-------- DATASET CONTENT --------

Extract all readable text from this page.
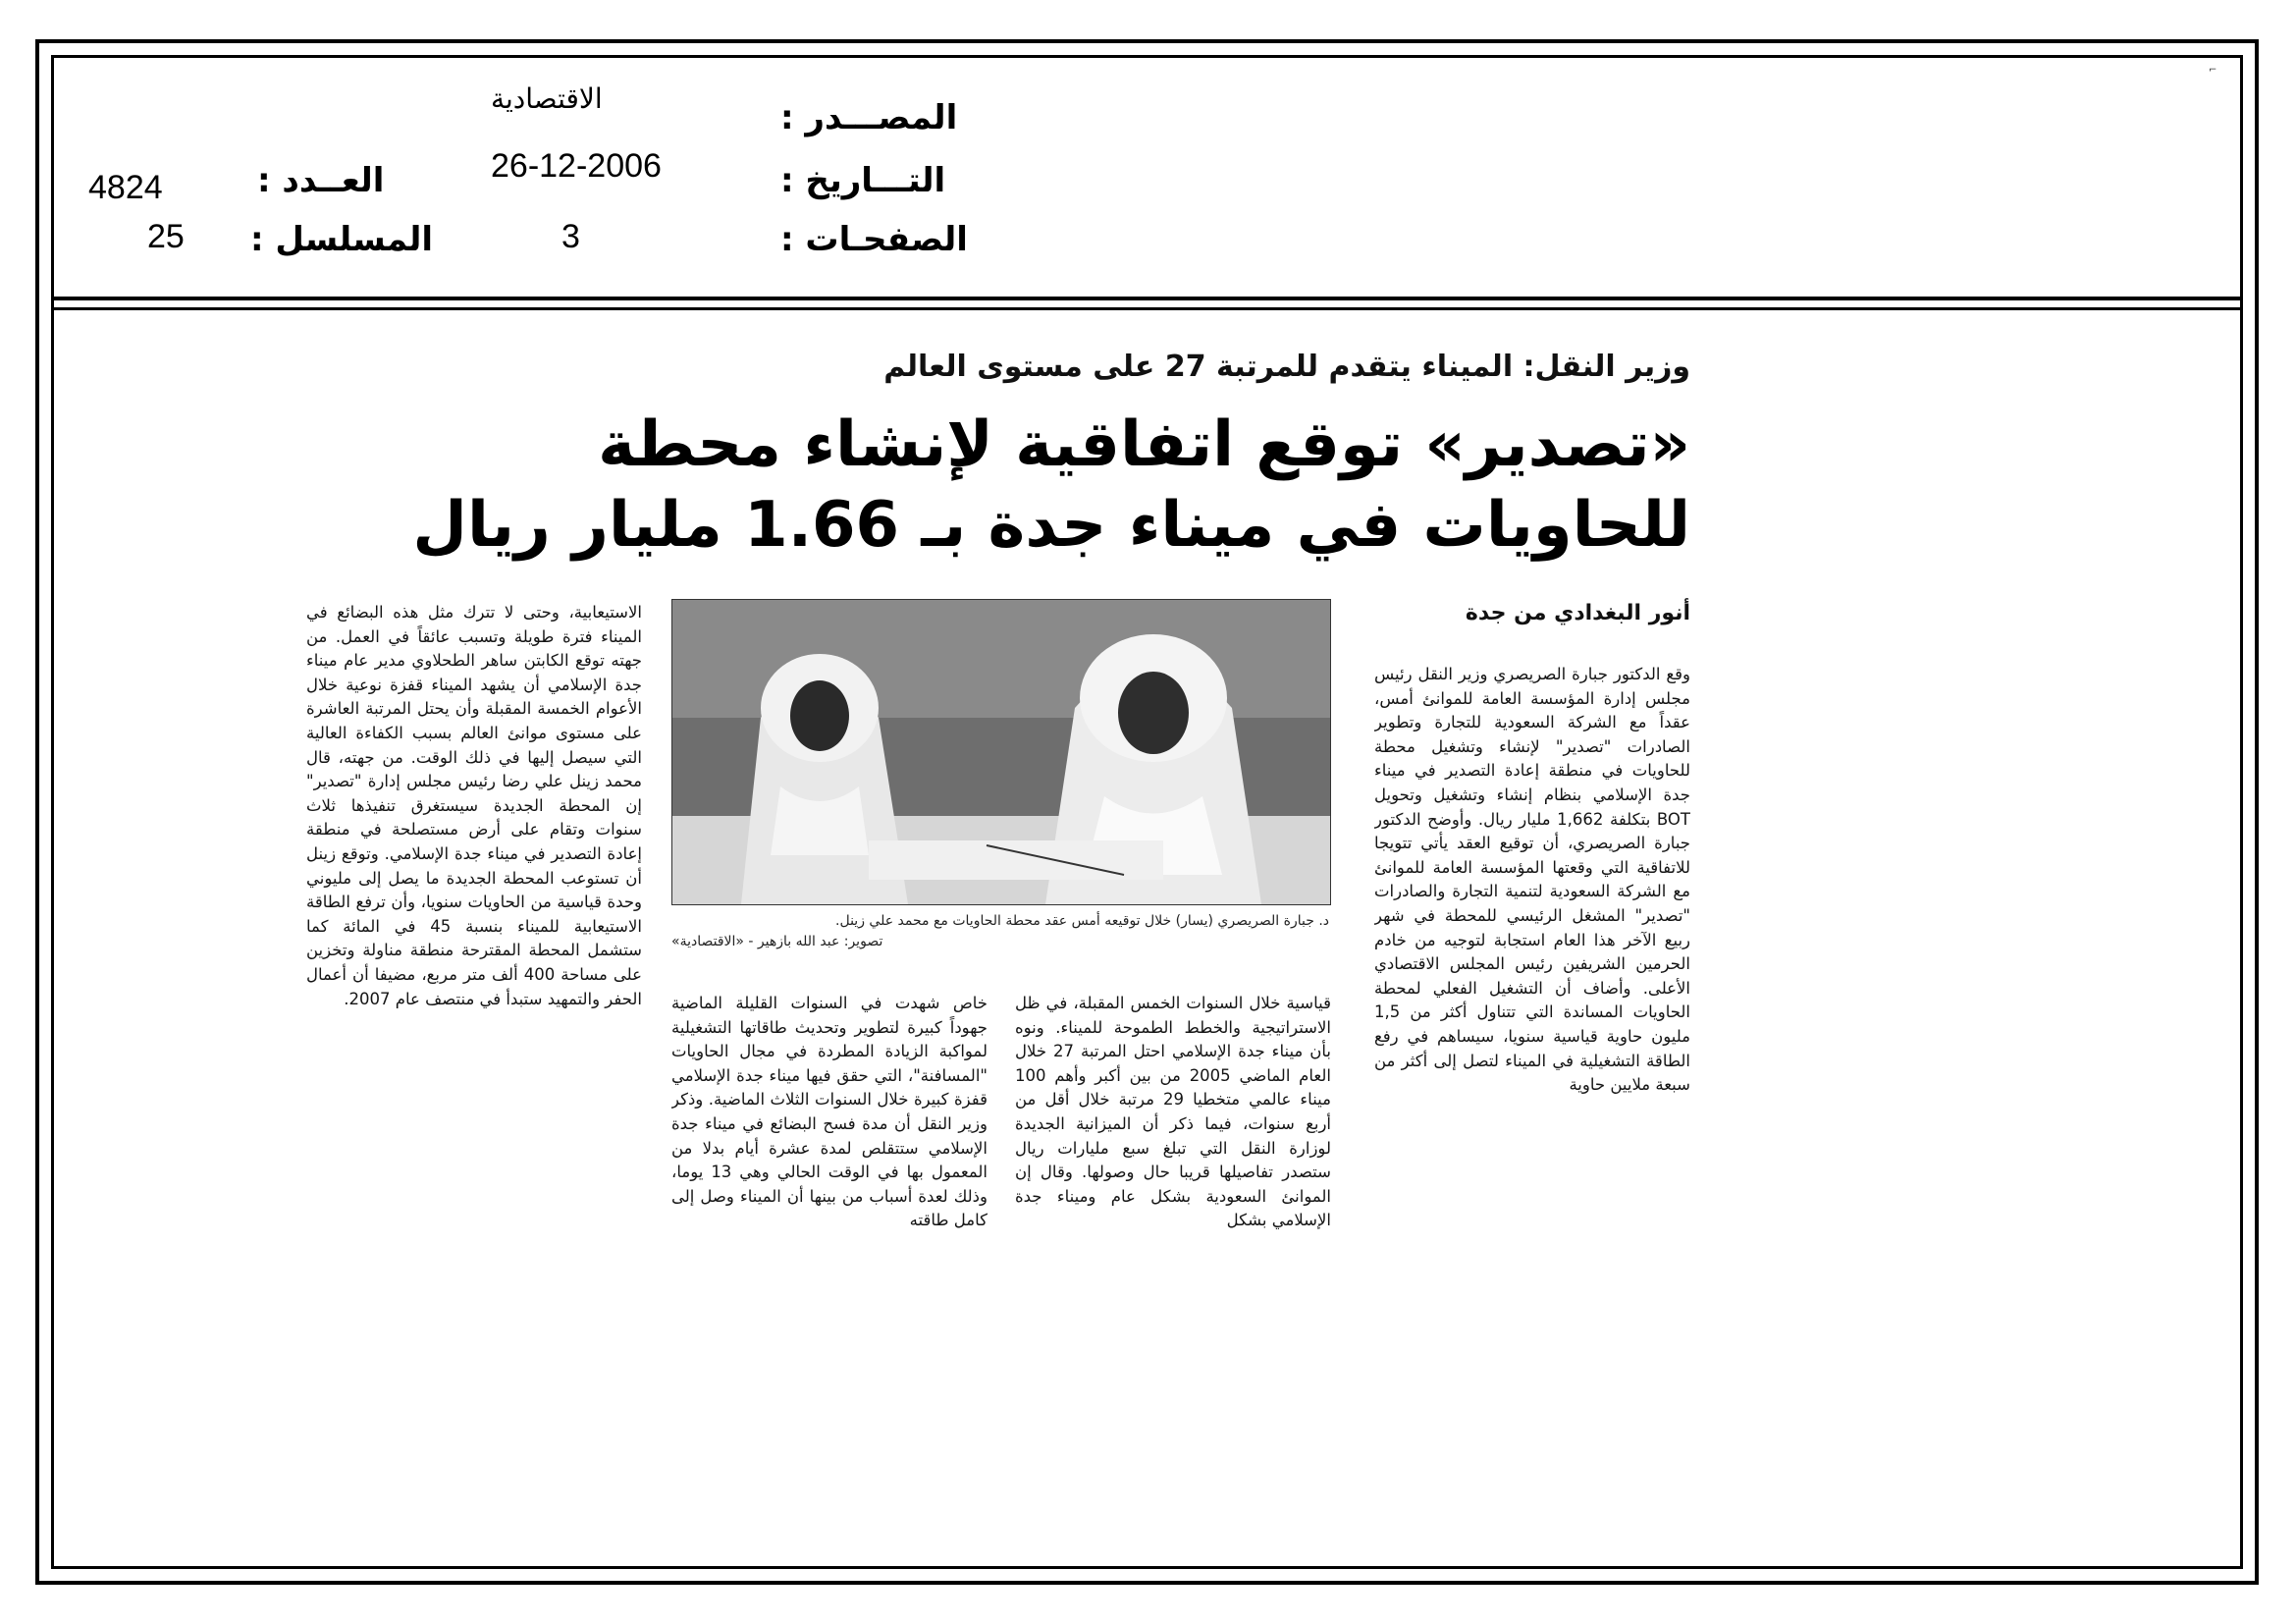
⌐
المصـــدر :
الاقتصادية
التـــاريخ :
26-12-2006
الصفحـات :
3
العــدد :
4824
المسلسل :
25
وزير النقل: الميناء يتقدم للمرتبة 27 على مستوى العالم
«تصدير» توقع اتفاقية لإنشاء محطة للحاويات في ميناء جدة بـ 1.66 مليار ريال
أنور البغدادي من جدة

وقع الدكتور جبارة الصريصري وزير النقل رئيس مجلس إدارة المؤسسة العامة للموانئ أمس، عقداً مع الشركة السعودية للتجارة وتطوير الصادرات "تصدير" لإنشاء وتشغيل محطة للحاويات في منطقة إعادة التصدير في ميناء جدة الإسلامي بنظام إنشاء وتشغيل وتحويل BOT بتكلفة 1,662 مليار ريال. وأوضح الدكتور جبارة الصريصري، أن توقيع العقد يأتي تتويجا للاتفاقية التي وقعتها المؤسسة العامة للموانئ مع الشركة السعودية لتنمية التجارة والصادرات "تصدير" المشغل الرئيسي للمحطة في شهر ربيع الآخر هذا العام استجابة لتوجيه من خادم الحرمين الشريفين رئيس المجلس الاقتصادي الأعلى. وأضاف أن التشغيل الفعلي لمحطة الحاويات المساندة التي تتناول أكثر من 1,5 مليون حاوية قياسية سنويا، سيساهم في رفع الطاقة التشغيلية في الميناء لتصل إلى أكثر من سبعة ملايين حاوية

د. جبارة الصريصري (يسار) خلال توقيعه أمس عقد محطة الحاويات مع محمد علي زينل.
تصوير: عبد الله بازهير - «الاقتصادية»

قياسية خلال السنوات الخمس المقبلة، في ظل الاستراتيجية والخطط الطموحة للميناء. ونوه بأن ميناء جدة الإسلامي احتل المرتبة 27 خلال العام الماضي 2005 من بين أكبر وأهم 100 ميناء عالمي متخطيا 29 مرتبة خلال أقل من أربع سنوات، فيما ذكر أن الميزانية الجديدة لوزارة النقل التي تبلغ سبع مليارات ريال ستصدر تفاصيلها قريبا حال وصولها. وقال إن الموانئ السعودية بشكل عام وميناء جدة الإسلامي بشكل

خاص شهدت في السنوات القليلة الماضية جهوداً كبيرة لتطوير وتحديث طاقاتها التشغيلية لمواكبة الزيادة المطردة في مجال الحاويات "المسافنة"، التي حقق فيها ميناء جدة الإسلامي قفزة كبيرة خلال السنوات الثلاث الماضية. وذكر وزير النقل أن مدة فسح البضائع في ميناء جدة الإسلامي ستتقلص لمدة عشرة أيام بدلا من المعمول بها في الوقت الحالي وهي 13 يوما، وذلك لعدة أسباب من بينها أن الميناء وصل إلى كامل طاقته

الاستيعابية، وحتى لا تترك مثل هذه البضائع في الميناء فترة طويلة وتسبب عائقاً في العمل. من جهته توقع الكابتن ساهر الطحلاوي مدير عام ميناء جدة الإسلامي أن يشهد الميناء قفزة نوعية خلال الأعوام الخمسة المقبلة وأن يحتل المرتبة العاشرة على مستوى موانئ العالم بسبب الكفاءة العالية التي سيصل إليها في ذلك الوقت. من جهته، قال محمد زينل علي رضا رئيس مجلس إدارة "تصدير" إن المحطة الجديدة سيستغرق تنفيذها ثلاث سنوات وتقام على أرض مستصلحة في منطقة إعادة التصدير في ميناء جدة الإسلامي. وتوقع زينل أن تستوعب المحطة الجديدة ما يصل إلى مليوني وحدة قياسية من الحاويات سنويا، وأن ترفع الطاقة الاستيعابية للميناء بنسبة 45 في المائة كما ستشمل المحطة المقترحة منطقة مناولة وتخزين على مساحة 400 ألف متر مربع، مضيفا أن أعمال الحفر والتمهيد ستبدأ في منتصف عام 2007.
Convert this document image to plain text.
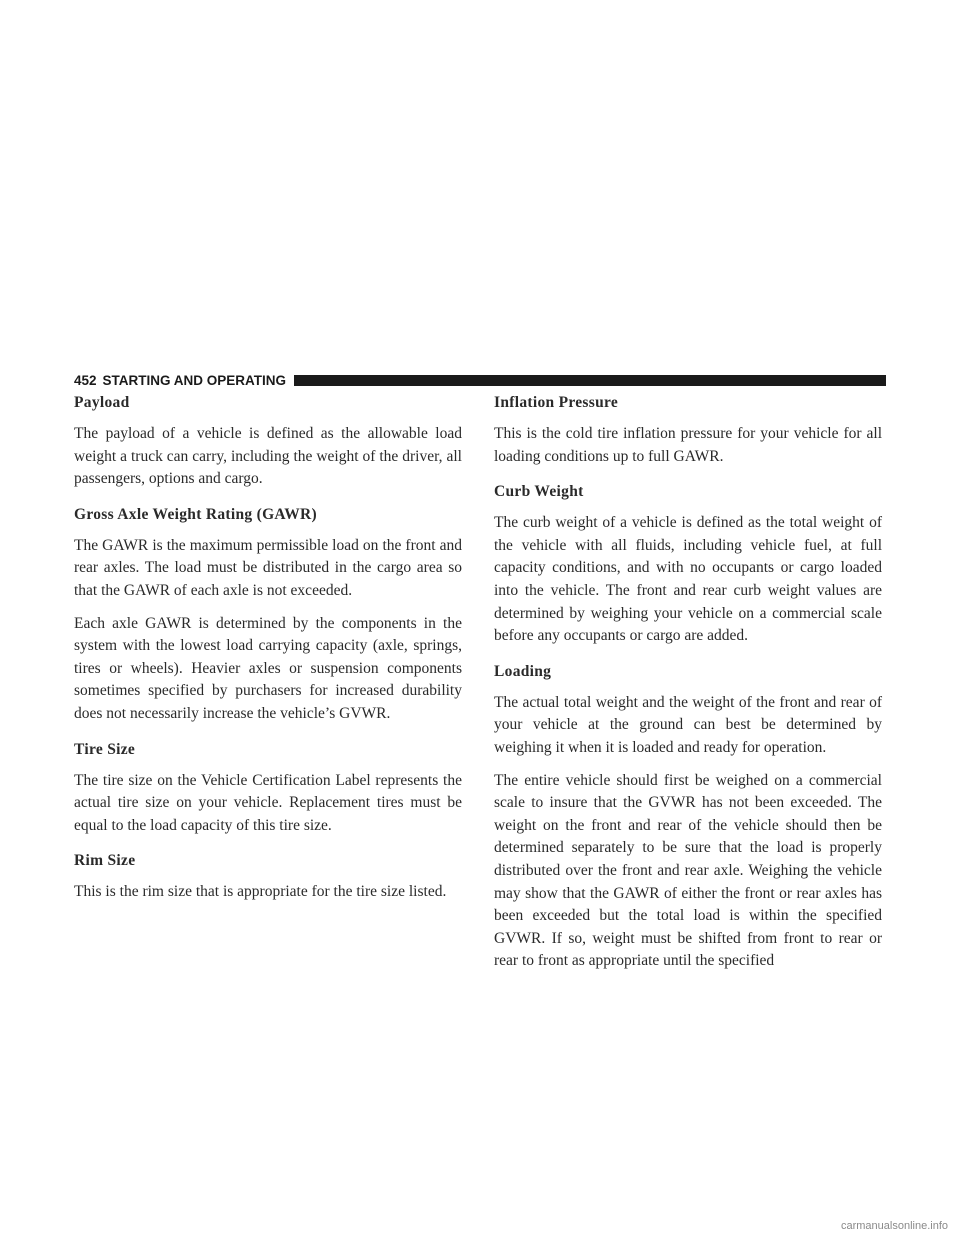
452 STARTING AND OPERATING
Payload

The payload of a vehicle is defined as the allowable load weight a truck can carry, including the weight of the driver, all passengers, options and cargo.

Gross Axle Weight Rating (GAWR)

The GAWR is the maximum permissible load on the front and rear axles. The load must be distributed in the cargo area so that the GAWR of each axle is not exceeded.

Each axle GAWR is determined by the components in the system with the lowest load carrying capacity (axle, springs, tires or wheels). Heavier axles or suspension components sometimes specified by purchasers for increased durability does not necessarily increase the vehicle’s GVWR.

Tire Size

The tire size on the Vehicle Certification Label represents the actual tire size on your vehicle. Replacement tires must be equal to the load capacity of this tire size.

Rim Size

This is the rim size that is appropriate for the tire size listed.

Inflation Pressure

This is the cold tire inflation pressure for your vehicle for all loading conditions up to full GAWR.

Curb Weight

The curb weight of a vehicle is defined as the total weight of the vehicle with all fluids, including vehicle fuel, at full capacity conditions, and with no occupants or cargo loaded into the vehicle. The front and rear curb weight values are determined by weighing your vehicle on a commercial scale before any occupants or cargo are added.

Loading

The actual total weight and the weight of the front and rear of your vehicle at the ground can best be determined by weighing it when it is loaded and ready for operation.

The entire vehicle should first be weighed on a commercial scale to insure that the GVWR has not been exceeded. The weight on the front and rear of the vehicle should then be determined separately to be sure that the load is properly distributed over the front and rear axle. Weighing the vehicle may show that the GAWR of either the front or rear axles has been exceeded but the total load is within the specified GVWR. If so, weight must be shifted from front to rear or rear to front as appropriate until the specified

carmanualsonline.info
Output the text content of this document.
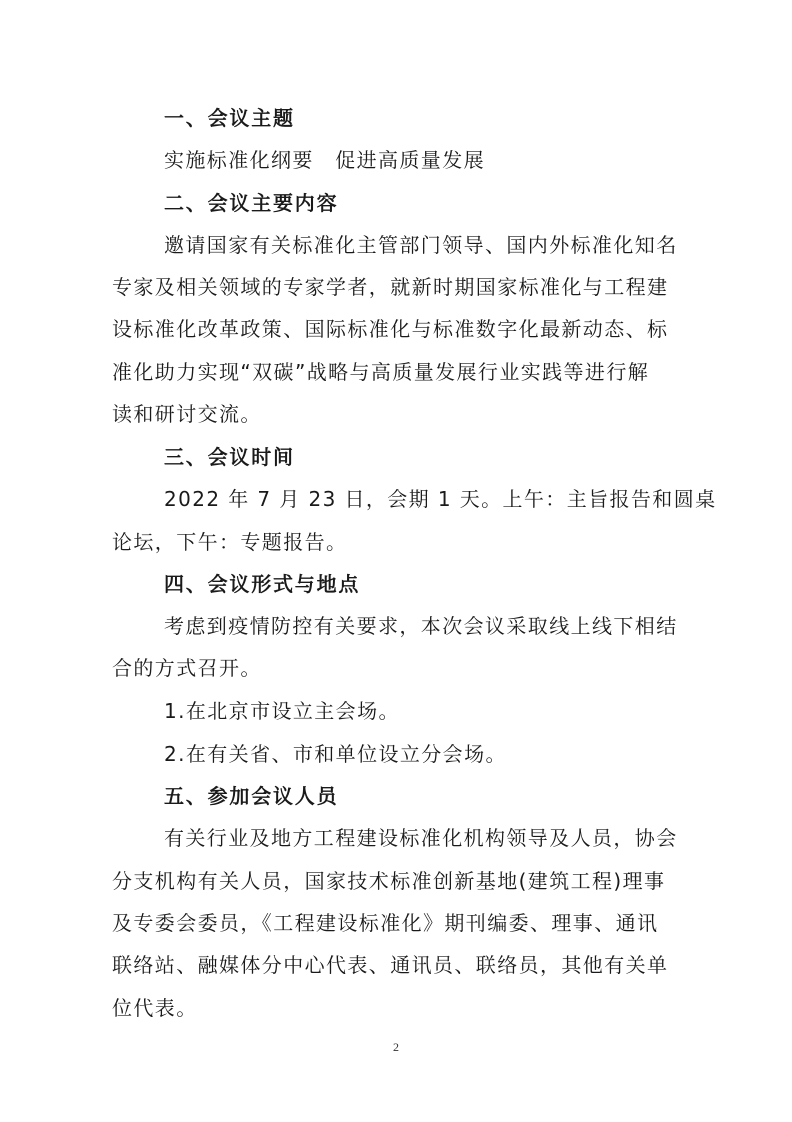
一、会议主题
实施标准化纲要　促进高质量发展
二、会议主要内容
邀请国家有关标准化主管部门领导、国内外标准化知名
专家及相关领域的专家学者，就新时期国家标准化与工程建
设标准化改革政策、国际标准化与标准数字化最新动态、标
准化助力实现“双碳”战略与高质量发展行业实践等进行解
读和研讨交流。
三、会议时间
2022 年 7 月 23 日，会期 1 天。上午：主旨报告和圆桌
论坛，下午：专题报告。
四、会议形式与地点
考虑到疫情防控有关要求，本次会议采取线上线下相结
合的方式召开。
1.在北京市设立主会场。
2.在有关省、市和单位设立分会场。
五、参加会议人员
有关行业及地方工程建设标准化机构领导及人员，协会
分支机构有关人员，国家技术标准创新基地(建筑工程)理事
及专委会委员，《工程建设标准化》期刊编委、理事、通讯
联络站、融媒体分中心代表、通讯员、联络员，其他有关单
位代表。
2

--------

• _EXERCISE TASK_: Restate each entry word for word, leaving out any pictures.

• _RESULT FOR THIS EXERCISE_:
Extract all readable text from this page.
⌐
المصـــدر :
الاقتصادية
التـــاريخ :
26-12-2006
الصفحـات :
3
العــدد :
4824
المسلسل :
25
وزير النقل: الميناء يتقدم للمرتبة 27 على مستوى العالم
«تصدير» توقع اتفاقية لإنشاء محطة للحاويات في ميناء جدة بـ 1.66 مليار ريال
أنور البغدادي من جدة

وقع الدكتور جبارة الصريصري وزير النقل رئيس مجلس إدارة المؤسسة العامة للموانئ أمس، عقداً مع الشركة السعودية للتجارة وتطوير الصادرات "تصدير" لإنشاء وتشغيل محطة للحاويات في منطقة إعادة التصدير في ميناء جدة الإسلامي بنظام إنشاء وتشغيل وتحويل BOT بتكلفة 1,662 مليار ريال. وأوضح الدكتور جبارة الصريصري، أن توقيع العقد يأتي تتويجا للاتفاقية التي وقعتها المؤسسة العامة للموانئ مع الشركة السعودية لتنمية التجارة والصادرات "تصدير" المشغل الرئيسي للمحطة في شهر ربيع الآخر هذا العام استجابة لتوجيه من خادم الحرمين الشريفين رئيس المجلس الاقتصادي الأعلى. وأضاف أن التشغيل الفعلي لمحطة الحاويات المساندة التي تتناول أكثر من 1,5 مليون حاوية قياسية سنويا، سيساهم في رفع الطاقة التشغيلية في الميناء لتصل إلى أكثر من سبعة ملايين حاوية

د. جبارة الصريصري (يسار) خلال توقيعه أمس عقد محطة الحاويات مع محمد علي زينل.
تصوير: عبد الله بازهير - «الاقتصادية»

قياسية خلال السنوات الخمس المقبلة، في ظل الاستراتيجية والخطط الطموحة للميناء. ونوه بأن ميناء جدة الإسلامي احتل المرتبة 27 خلال العام الماضي 2005 من بين أكبر وأهم 100 ميناء عالمي متخطيا 29 مرتبة خلال أقل من أربع سنوات، فيما ذكر أن الميزانية الجديدة لوزارة النقل التي تبلغ سبع مليارات ريال ستصدر تفاصيلها قريبا حال وصولها. وقال إن الموانئ السعودية بشكل عام وميناء جدة الإسلامي بشكل

خاص شهدت في السنوات القليلة الماضية جهوداً كبيرة لتطوير وتحديث طاقاتها التشغيلية لمواكبة الزيادة المطردة في مجال الحاويات "المسافنة"، التي حقق فيها ميناء جدة الإسلامي قفزة كبيرة خلال السنوات الثلاث الماضية. وذكر وزير النقل أن مدة فسح البضائع في ميناء جدة الإسلامي ستتقلص لمدة عشرة أيام بدلا من المعمول بها في الوقت الحالي وهي 13 يوما، وذلك لعدة أسباب من بينها أن الميناء وصل إلى كامل طاقته

الاستيعابية، وحتى لا تترك مثل هذه البضائع في الميناء فترة طويلة وتسبب عائقاً في العمل. من جهته توقع الكابتن ساهر الطحلاوي مدير عام ميناء جدة الإسلامي أن يشهد الميناء قفزة نوعية خلال الأعوام الخمسة المقبلة وأن يحتل المرتبة العاشرة على مستوى موانئ العالم بسبب الكفاءة العالية التي سيصل إليها في ذلك الوقت. من جهته، قال محمد زينل علي رضا رئيس مجلس إدارة "تصدير" إن المحطة الجديدة سيستغرق تنفيذها ثلاث سنوات وتقام على أرض مستصلحة في منطقة إعادة التصدير في ميناء جدة الإسلامي. وتوقع زينل أن تستوعب المحطة الجديدة ما يصل إلى مليوني وحدة قياسية من الحاويات سنويا، وأن ترفع الطاقة الاستيعابية للميناء بنسبة 45 في المائة كما ستشمل المحطة المقترحة منطقة مناولة وتخزين على مساحة 400 ألف متر مربع، مضيفا أن أعمال الحفر والتمهيد ستبدأ في منتصف عام 2007.
Convert this document image to plain text.
452 STARTING AND OPERATING
Payload

The payload of a vehicle is defined as the allowable load weight a truck can carry, including the weight of the driver, all passengers, options and cargo.

Gross Axle Weight Rating (GAWR)

The GAWR is the maximum permissible load on the front and rear axles. The load must be distributed in the cargo area so that the GAWR of each axle is not exceeded.

Each axle GAWR is determined by the components in the system with the lowest load carrying capacity (axle, springs, tires or wheels). Heavier axles or suspension components sometimes specified by purchasers for increased durability does not necessarily increase the vehicle’s GVWR.

Tire Size

The tire size on the Vehicle Certification Label represents the actual tire size on your vehicle. Replacement tires must be equal to the load capacity of this tire size.

Rim Size

This is the rim size that is appropriate for the tire size listed.

Inflation Pressure

This is the cold tire inflation pressure for your vehicle for all loading conditions up to full GAWR.

Curb Weight

The curb weight of a vehicle is defined as the total weight of the vehicle with all fluids, including vehicle fuel, at full capacity conditions, and with no occupants or cargo loaded into the vehicle. The front and rear curb weight values are determined by weighing your vehicle on a commercial scale before any occupants or cargo are added.

Loading

The actual total weight and the weight of the front and rear of your vehicle at the ground can best be determined by weighing it when it is loaded and ready for operation.

The entire vehicle should first be weighed on a commercial scale to insure that the GVWR has not been exceeded. The weight on the front and rear of the vehicle should then be determined separately to be sure that the load is properly distributed over the front and rear axle. Weighing the vehicle may show that the GAWR of either the front or rear axles has been exceeded but the total load is within the specified GVWR. If so, weight must be shifted from front to rear or rear to front as appropriate until the specified

carmanualsonline.info
Output the text content of this document.
一、会议主题
实施标准化纲要　促进高质量发展
二、会议主要内容
邀请国家有关标准化主管部门领导、国内外标准化知名
专家及相关领域的专家学者，就新时期国家标准化与工程建
设标准化改革政策、国际标准化与标准数字化最新动态、标
准化助力实现“双碳”战略与高质量发展行业实践等进行解
读和研讨交流。
三、会议时间
2022 年 7 月 23 日，会期 1 天。上午：主旨报告和圆桌
论坛，下午：专题报告。
四、会议形式与地点
考虑到疫情防控有关要求，本次会议采取线上线下相结
合的方式召开。
1.在北京市设立主会场。
2.在有关省、市和单位设立分会场。
五、参加会议人员
有关行业及地方工程建设标准化机构领导及人员，协会
分支机构有关人员，国家技术标准创新基地(建筑工程)理事
及专委会委员，《工程建设标准化》期刊编委、理事、通讯
联络站、融媒体分中心代表、通讯员、联络员，其他有关单
位代表。
2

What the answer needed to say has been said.